Figure data in JSON
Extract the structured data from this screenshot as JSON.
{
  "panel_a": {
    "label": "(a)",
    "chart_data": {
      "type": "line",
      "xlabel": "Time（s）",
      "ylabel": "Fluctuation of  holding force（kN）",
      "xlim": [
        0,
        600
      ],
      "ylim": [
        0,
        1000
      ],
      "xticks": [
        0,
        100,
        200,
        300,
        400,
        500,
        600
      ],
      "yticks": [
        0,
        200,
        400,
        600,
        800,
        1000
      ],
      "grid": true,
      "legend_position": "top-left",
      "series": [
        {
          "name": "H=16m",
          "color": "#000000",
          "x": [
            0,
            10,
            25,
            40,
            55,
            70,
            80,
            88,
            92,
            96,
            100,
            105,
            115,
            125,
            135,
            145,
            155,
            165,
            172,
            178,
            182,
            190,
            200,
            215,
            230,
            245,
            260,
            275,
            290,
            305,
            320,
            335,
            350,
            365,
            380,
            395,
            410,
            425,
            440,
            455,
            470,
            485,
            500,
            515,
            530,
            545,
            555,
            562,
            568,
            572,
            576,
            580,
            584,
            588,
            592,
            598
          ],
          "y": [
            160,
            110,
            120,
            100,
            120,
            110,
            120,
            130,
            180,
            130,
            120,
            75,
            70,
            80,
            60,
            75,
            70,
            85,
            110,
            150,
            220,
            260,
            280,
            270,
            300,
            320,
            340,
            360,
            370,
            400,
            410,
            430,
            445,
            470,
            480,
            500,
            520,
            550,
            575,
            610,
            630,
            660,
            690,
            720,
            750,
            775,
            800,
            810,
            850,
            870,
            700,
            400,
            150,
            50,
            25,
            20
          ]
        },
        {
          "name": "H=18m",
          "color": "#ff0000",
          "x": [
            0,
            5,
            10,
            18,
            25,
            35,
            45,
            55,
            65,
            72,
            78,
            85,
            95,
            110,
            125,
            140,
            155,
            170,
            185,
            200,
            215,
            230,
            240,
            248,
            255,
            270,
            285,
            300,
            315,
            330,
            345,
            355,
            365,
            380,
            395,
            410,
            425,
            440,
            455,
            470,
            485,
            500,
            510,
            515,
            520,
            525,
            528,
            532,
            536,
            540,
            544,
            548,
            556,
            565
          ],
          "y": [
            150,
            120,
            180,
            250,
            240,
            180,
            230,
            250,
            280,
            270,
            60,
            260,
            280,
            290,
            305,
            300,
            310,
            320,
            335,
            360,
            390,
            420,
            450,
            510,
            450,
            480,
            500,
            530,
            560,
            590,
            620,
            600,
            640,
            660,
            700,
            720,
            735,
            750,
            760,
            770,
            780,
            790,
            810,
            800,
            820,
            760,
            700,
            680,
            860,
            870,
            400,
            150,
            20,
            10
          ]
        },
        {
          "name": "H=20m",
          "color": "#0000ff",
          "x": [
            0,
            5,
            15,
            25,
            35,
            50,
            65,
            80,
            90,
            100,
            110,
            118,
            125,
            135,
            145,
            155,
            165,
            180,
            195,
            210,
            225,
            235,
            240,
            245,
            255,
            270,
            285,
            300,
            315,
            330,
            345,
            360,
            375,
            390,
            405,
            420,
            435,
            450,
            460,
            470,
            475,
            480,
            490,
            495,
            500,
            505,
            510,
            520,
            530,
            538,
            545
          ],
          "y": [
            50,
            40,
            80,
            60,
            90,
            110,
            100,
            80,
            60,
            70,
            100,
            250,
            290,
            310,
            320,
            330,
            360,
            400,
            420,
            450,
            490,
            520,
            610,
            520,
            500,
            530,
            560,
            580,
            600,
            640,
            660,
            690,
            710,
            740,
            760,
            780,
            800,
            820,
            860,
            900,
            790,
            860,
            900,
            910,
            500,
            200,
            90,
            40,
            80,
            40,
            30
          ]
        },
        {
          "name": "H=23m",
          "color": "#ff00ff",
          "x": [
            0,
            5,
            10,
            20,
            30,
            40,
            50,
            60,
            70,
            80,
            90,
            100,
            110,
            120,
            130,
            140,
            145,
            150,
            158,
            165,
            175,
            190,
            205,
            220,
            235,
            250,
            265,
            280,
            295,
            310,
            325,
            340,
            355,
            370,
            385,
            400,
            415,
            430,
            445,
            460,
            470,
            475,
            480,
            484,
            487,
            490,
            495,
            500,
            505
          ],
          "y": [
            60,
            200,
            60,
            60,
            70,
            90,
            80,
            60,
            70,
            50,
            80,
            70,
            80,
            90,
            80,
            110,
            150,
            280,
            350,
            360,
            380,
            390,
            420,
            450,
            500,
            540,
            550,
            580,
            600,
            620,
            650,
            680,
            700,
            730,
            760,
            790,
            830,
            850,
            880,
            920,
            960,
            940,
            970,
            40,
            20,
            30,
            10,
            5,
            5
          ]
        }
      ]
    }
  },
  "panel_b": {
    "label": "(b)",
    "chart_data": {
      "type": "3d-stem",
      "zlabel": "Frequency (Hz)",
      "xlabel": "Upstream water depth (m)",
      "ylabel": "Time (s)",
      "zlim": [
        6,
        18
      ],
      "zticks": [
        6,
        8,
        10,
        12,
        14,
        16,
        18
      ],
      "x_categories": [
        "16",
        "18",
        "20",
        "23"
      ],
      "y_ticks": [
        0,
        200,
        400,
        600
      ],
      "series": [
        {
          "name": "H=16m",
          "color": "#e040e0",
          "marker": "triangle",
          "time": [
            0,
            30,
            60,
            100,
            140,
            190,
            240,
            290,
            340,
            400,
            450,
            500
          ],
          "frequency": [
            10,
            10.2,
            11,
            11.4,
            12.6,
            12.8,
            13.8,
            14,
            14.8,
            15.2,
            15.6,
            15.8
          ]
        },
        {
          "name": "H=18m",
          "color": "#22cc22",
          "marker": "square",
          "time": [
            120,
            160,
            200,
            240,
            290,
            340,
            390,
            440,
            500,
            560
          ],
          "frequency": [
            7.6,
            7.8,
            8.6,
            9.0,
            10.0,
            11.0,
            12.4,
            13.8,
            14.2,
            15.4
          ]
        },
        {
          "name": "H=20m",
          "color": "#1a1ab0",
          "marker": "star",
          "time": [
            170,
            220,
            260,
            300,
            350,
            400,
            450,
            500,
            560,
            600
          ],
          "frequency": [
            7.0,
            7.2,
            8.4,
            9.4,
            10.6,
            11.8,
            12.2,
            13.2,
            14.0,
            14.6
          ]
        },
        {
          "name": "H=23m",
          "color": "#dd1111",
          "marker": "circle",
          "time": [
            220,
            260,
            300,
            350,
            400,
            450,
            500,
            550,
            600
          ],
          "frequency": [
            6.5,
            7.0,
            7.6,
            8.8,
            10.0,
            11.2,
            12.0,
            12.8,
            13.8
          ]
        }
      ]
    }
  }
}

**Stated goal**
What is the number of lines in the data that hold the string "xlabel"? Answer with the number only.

**Output of the exercise**
2